— Exercise —
Will you output all of the data below exactly, omitting the images?

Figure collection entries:
╭──
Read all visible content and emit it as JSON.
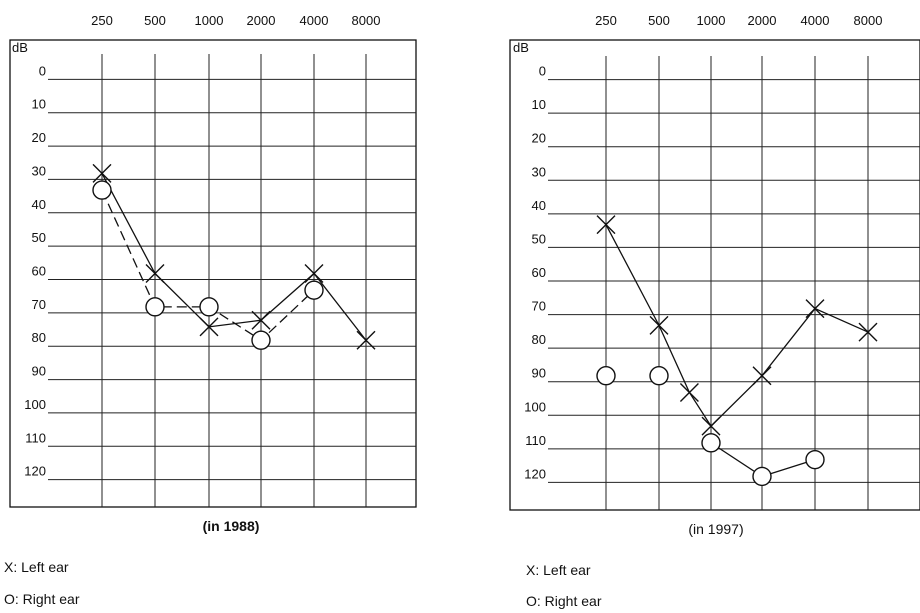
{
  "chart_data": [
    {
      "type": "line",
      "title": "",
      "caption": "(in 1988)",
      "x_tick_labels": [
        "250",
        "500",
        "1000",
        "2000",
        "4000",
        "8000"
      ],
      "x_scale": "log2",
      "y_unit": "dB",
      "y_tick_labels": [
        "0",
        "10",
        "20",
        "30",
        "40",
        "50",
        "60",
        "70",
        "80",
        "90",
        "100",
        "110",
        "120"
      ],
      "ylim": [
        -10,
        130
      ],
      "y_inverted": true,
      "grid": true,
      "series": [
        {
          "name": "X: Left ear",
          "marker": "x",
          "line_style": "solid",
          "x": [
            250,
            500,
            1000,
            2000,
            4000,
            8000
          ],
          "values": [
            30,
            60,
            76,
            74,
            60,
            80
          ]
        },
        {
          "name": "O: Right ear",
          "marker": "o",
          "line_style": "dashed",
          "x": [
            250,
            500,
            1000,
            2000,
            4000
          ],
          "values": [
            35,
            70,
            70,
            80,
            65
          ]
        }
      ],
      "legend": [
        "X: Left ear",
        "O: Right ear"
      ],
      "legend_position": "bottom-left"
    },
    {
      "type": "line",
      "title": "",
      "caption": "(in 1997)",
      "x_tick_labels": [
        "250",
        "500",
        "1000",
        "2000",
        "4000",
        "8000"
      ],
      "x_scale": "log2",
      "y_unit": "dB",
      "y_tick_labels": [
        "0",
        "10",
        "20",
        "30",
        "40",
        "50",
        "60",
        "70",
        "80",
        "90",
        "100",
        "110",
        "120"
      ],
      "ylim": [
        -10,
        130
      ],
      "y_inverted": true,
      "grid": true,
      "series": [
        {
          "name": "X: Left ear",
          "marker": "x",
          "line_style": "mixed",
          "x": [
            250,
            500,
            750,
            1000,
            2000,
            4000,
            8000
          ],
          "values": [
            45,
            75,
            95,
            105,
            90,
            70,
            77
          ]
        },
        {
          "name": "O: Right ear",
          "marker": "o",
          "line_style": "partial",
          "x": [
            250,
            500,
            1000,
            2000,
            4000
          ],
          "values": [
            90,
            90,
            110,
            120,
            115
          ]
        }
      ],
      "legend": [
        "X: Left ear",
        "O: Right ear"
      ],
      "legend_position": "bottom-left"
    }
  ]
}
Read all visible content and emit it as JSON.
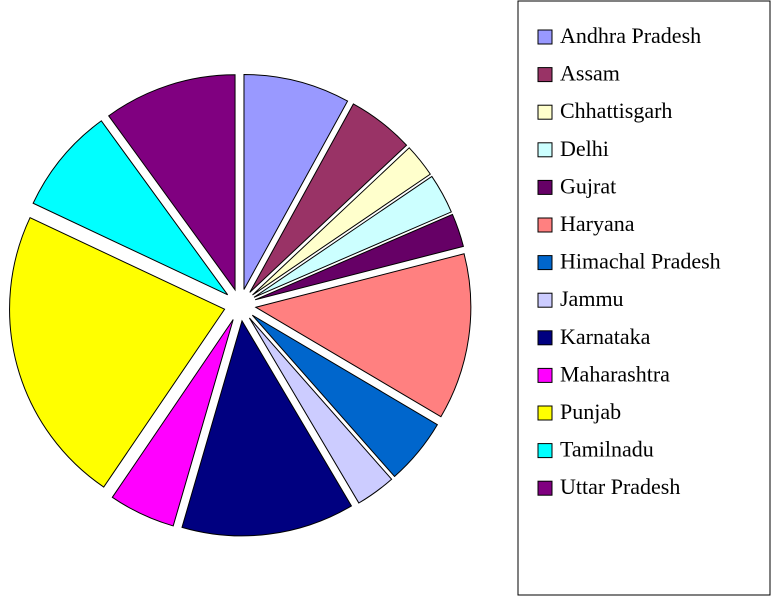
{
  "chart_data": {
    "type": "pie",
    "categories": [
      "Andhra Pradesh",
      "Assam",
      "Chhattisgarh",
      "Delhi",
      "Gujrat",
      "Haryana",
      "Himachal Pradesh",
      "Jammu",
      "Karnataka",
      "Maharashtra",
      "Punjab",
      "Tamilnadu",
      "Uttar Pradesh"
    ],
    "values": [
      8,
      5,
      2.5,
      3,
      2.5,
      12.5,
      5,
      3,
      13,
      5,
      22.5,
      8,
      10
    ],
    "colors": [
      "#9999ff",
      "#993366",
      "#ffffcc",
      "#ccffff",
      "#660066",
      "#ff8080",
      "#0066cc",
      "#ccccff",
      "#000080",
      "#ff00ff",
      "#ffff00",
      "#00ffff",
      "#800080"
    ],
    "legend": "right"
  }
}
╰──
— Task output —
Read all visible content and emit it as JSON.
{
  "chart_data": [
    {
      "type": "line",
      "title": "",
      "caption": "(in 1988)",
      "x_tick_labels": [
        "250",
        "500",
        "1000",
        "2000",
        "4000",
        "8000"
      ],
      "x_scale": "log2",
      "y_unit": "dB",
      "y_tick_labels": [
        "0",
        "10",
        "20",
        "30",
        "40",
        "50",
        "60",
        "70",
        "80",
        "90",
        "100",
        "110",
        "120"
      ],
      "ylim": [
        -10,
        130
      ],
      "y_inverted": true,
      "grid": true,
      "series": [
        {
          "name": "X: Left ear",
          "marker": "x",
          "line_style": "solid",
          "x": [
            250,
            500,
            1000,
            2000,
            4000,
            8000
          ],
          "values": [
            30,
            60,
            76,
            74,
            60,
            80
          ]
        },
        {
          "name": "O: Right ear",
          "marker": "o",
          "line_style": "dashed",
          "x": [
            250,
            500,
            1000,
            2000,
            4000
          ],
          "values": [
            35,
            70,
            70,
            80,
            65
          ]
        }
      ],
      "legend": [
        "X: Left ear",
        "O: Right ear"
      ],
      "legend_position": "bottom-left"
    },
    {
      "type": "line",
      "title": "",
      "caption": "(in 1997)",
      "x_tick_labels": [
        "250",
        "500",
        "1000",
        "2000",
        "4000",
        "8000"
      ],
      "x_scale": "log2",
      "y_unit": "dB",
      "y_tick_labels": [
        "0",
        "10",
        "20",
        "30",
        "40",
        "50",
        "60",
        "70",
        "80",
        "90",
        "100",
        "110",
        "120"
      ],
      "ylim": [
        -10,
        130
      ],
      "y_inverted": true,
      "grid": true,
      "series": [
        {
          "name": "X: Left ear",
          "marker": "x",
          "line_style": "mixed",
          "x": [
            250,
            500,
            750,
            1000,
            2000,
            4000,
            8000
          ],
          "values": [
            45,
            75,
            95,
            105,
            90,
            70,
            77
          ]
        },
        {
          "name": "O: Right ear",
          "marker": "o",
          "line_style": "partial",
          "x": [
            250,
            500,
            1000,
            2000,
            4000
          ],
          "values": [
            90,
            90,
            110,
            120,
            115
          ]
        }
      ],
      "legend": [
        "X: Left ear",
        "O: Right ear"
      ],
      "legend_position": "bottom-left"
    }
  ]
}
Read all visible content and emit it as JSON.
{
  "chart_data": {
    "type": "pie",
    "categories": [
      "Andhra Pradesh",
      "Assam",
      "Chhattisgarh",
      "Delhi",
      "Gujrat",
      "Haryana",
      "Himachal Pradesh",
      "Jammu",
      "Karnataka",
      "Maharashtra",
      "Punjab",
      "Tamilnadu",
      "Uttar Pradesh"
    ],
    "values": [
      8,
      5,
      2.5,
      3,
      2.5,
      12.5,
      5,
      3,
      13,
      5,
      22.5,
      8,
      10
    ],
    "colors": [
      "#9999ff",
      "#993366",
      "#ffffcc",
      "#ccffff",
      "#660066",
      "#ff8080",
      "#0066cc",
      "#ccccff",
      "#000080",
      "#ff00ff",
      "#ffff00",
      "#00ffff",
      "#800080"
    ],
    "legend": "right"
  }
}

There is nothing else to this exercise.